» TASK DATA:
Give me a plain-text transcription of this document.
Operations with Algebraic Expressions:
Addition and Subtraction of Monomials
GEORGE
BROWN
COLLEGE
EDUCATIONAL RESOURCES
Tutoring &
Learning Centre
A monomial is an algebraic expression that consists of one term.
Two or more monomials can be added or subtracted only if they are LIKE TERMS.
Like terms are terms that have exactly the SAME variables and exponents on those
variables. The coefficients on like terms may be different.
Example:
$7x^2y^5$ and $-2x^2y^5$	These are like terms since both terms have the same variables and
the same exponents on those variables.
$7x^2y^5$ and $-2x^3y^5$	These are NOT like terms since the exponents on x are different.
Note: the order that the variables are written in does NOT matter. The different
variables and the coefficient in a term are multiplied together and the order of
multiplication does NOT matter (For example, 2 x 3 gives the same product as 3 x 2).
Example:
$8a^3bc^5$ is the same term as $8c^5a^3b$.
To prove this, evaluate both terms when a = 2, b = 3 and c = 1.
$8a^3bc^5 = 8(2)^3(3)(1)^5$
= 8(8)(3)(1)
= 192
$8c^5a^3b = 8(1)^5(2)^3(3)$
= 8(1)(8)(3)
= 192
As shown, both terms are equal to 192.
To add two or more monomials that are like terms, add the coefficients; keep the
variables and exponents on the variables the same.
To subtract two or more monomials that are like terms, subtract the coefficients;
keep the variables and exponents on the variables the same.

» PROBLEM TO SOLVE: Every entry should be printed again exactly as it stands.

» EXERCISE SOLUTION:
Give me a plain-text transcription of this document.
Operations with Algebraic Expressions:
Addition and Subtraction of Monomials
GEORGE
BROWN
COLLEGE
EDUCATIONAL RESOURCES
Tutoring &
Learning Centre
A monomial is an algebraic expression that consists of one term.
Two or more monomials can be added or subtracted only if they are LIKE TERMS.
Like terms are terms that have exactly the SAME variables and exponents on those
variables. The coefficients on like terms may be different.
Example:
$7x^2y^5$ and $-2x^2y^5$	These are like terms since both terms have the same variables and
the same exponents on those variables.
$7x^2y^5$ and $-2x^3y^5$	These are NOT like terms since the exponents on x are different.
Note: the order that the variables are written in does NOT matter. The different
variables and the coefficient in a term are multiplied together and the order of
multiplication does NOT matter (For example, 2 x 3 gives the same product as 3 x 2).
Example:
$8a^3bc^5$ is the same term as $8c^5a^3b$.
To prove this, evaluate both terms when a = 2, b = 3 and c = 1.
$8a^3bc^5 = 8(2)^3(3)(1)^5$
= 8(8)(3)(1)
= 192
$8c^5a^3b = 8(1)^5(2)^3(3)$
= 8(1)(8)(3)
= 192
As shown, both terms are equal to 192.
To add two or more monomials that are like terms, add the coefficients; keep the
variables and exponents on the variables the same.
To subtract two or more monomials that are like terms, subtract the coefficients;
keep the variables and exponents on the variables the same.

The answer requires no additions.